- Exercise instructions:
Go through the listing and return every line with "screenshot" in it.

- Data records:
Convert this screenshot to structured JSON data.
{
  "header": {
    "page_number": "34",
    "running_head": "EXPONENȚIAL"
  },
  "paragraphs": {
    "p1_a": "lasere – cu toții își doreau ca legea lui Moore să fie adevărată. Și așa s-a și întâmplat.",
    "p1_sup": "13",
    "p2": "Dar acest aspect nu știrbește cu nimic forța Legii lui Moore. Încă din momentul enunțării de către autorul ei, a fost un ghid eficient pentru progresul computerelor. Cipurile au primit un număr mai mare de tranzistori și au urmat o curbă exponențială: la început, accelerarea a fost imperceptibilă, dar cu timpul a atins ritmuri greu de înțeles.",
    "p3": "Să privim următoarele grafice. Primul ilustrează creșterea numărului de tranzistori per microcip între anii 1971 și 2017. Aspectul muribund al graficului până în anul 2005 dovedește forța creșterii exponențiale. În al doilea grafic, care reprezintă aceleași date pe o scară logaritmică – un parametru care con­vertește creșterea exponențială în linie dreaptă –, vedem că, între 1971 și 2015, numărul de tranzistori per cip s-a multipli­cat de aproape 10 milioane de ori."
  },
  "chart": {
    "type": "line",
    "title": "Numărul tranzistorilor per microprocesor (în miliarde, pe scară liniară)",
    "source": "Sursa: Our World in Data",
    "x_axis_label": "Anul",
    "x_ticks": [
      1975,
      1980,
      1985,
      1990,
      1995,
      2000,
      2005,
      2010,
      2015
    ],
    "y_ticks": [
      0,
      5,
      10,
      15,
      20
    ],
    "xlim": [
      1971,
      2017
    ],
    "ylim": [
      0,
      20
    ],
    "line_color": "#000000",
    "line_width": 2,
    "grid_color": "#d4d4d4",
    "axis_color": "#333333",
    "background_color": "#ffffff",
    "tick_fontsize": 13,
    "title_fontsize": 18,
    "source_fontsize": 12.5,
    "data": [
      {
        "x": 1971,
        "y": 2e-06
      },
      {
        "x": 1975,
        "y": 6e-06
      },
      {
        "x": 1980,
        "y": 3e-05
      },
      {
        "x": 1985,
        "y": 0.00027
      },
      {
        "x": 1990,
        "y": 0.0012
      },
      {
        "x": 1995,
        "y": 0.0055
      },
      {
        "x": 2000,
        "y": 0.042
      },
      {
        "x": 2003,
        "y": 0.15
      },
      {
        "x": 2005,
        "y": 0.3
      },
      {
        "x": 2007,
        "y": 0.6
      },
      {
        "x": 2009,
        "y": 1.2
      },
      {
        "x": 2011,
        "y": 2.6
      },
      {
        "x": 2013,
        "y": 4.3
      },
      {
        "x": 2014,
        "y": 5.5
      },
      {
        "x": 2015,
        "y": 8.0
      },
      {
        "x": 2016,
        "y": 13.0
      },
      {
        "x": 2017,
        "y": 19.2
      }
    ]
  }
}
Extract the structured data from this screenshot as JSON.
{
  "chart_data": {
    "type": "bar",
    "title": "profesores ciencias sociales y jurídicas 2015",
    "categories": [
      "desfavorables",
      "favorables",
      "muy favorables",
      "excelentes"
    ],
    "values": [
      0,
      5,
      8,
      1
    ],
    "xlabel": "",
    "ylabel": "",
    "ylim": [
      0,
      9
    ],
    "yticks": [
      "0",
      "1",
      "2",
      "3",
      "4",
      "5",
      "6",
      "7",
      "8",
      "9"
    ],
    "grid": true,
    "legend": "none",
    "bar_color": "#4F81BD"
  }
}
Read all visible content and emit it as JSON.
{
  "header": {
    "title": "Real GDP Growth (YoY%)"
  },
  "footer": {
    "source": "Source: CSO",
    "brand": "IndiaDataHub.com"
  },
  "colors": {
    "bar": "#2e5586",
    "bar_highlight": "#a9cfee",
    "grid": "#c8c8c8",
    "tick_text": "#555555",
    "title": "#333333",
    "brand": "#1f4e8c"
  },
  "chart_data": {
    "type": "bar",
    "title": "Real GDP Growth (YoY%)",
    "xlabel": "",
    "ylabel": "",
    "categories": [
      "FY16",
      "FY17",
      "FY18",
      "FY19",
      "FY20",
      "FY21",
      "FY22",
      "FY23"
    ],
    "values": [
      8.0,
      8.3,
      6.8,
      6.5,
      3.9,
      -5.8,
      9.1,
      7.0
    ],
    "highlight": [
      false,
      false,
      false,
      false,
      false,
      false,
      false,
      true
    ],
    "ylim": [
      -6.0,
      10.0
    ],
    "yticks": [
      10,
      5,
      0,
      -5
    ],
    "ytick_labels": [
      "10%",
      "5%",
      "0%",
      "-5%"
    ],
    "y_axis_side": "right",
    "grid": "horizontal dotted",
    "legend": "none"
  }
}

- Complete answer:
Convert this screenshot to structured JSON data.
Extract the structured data from this screenshot as JSON.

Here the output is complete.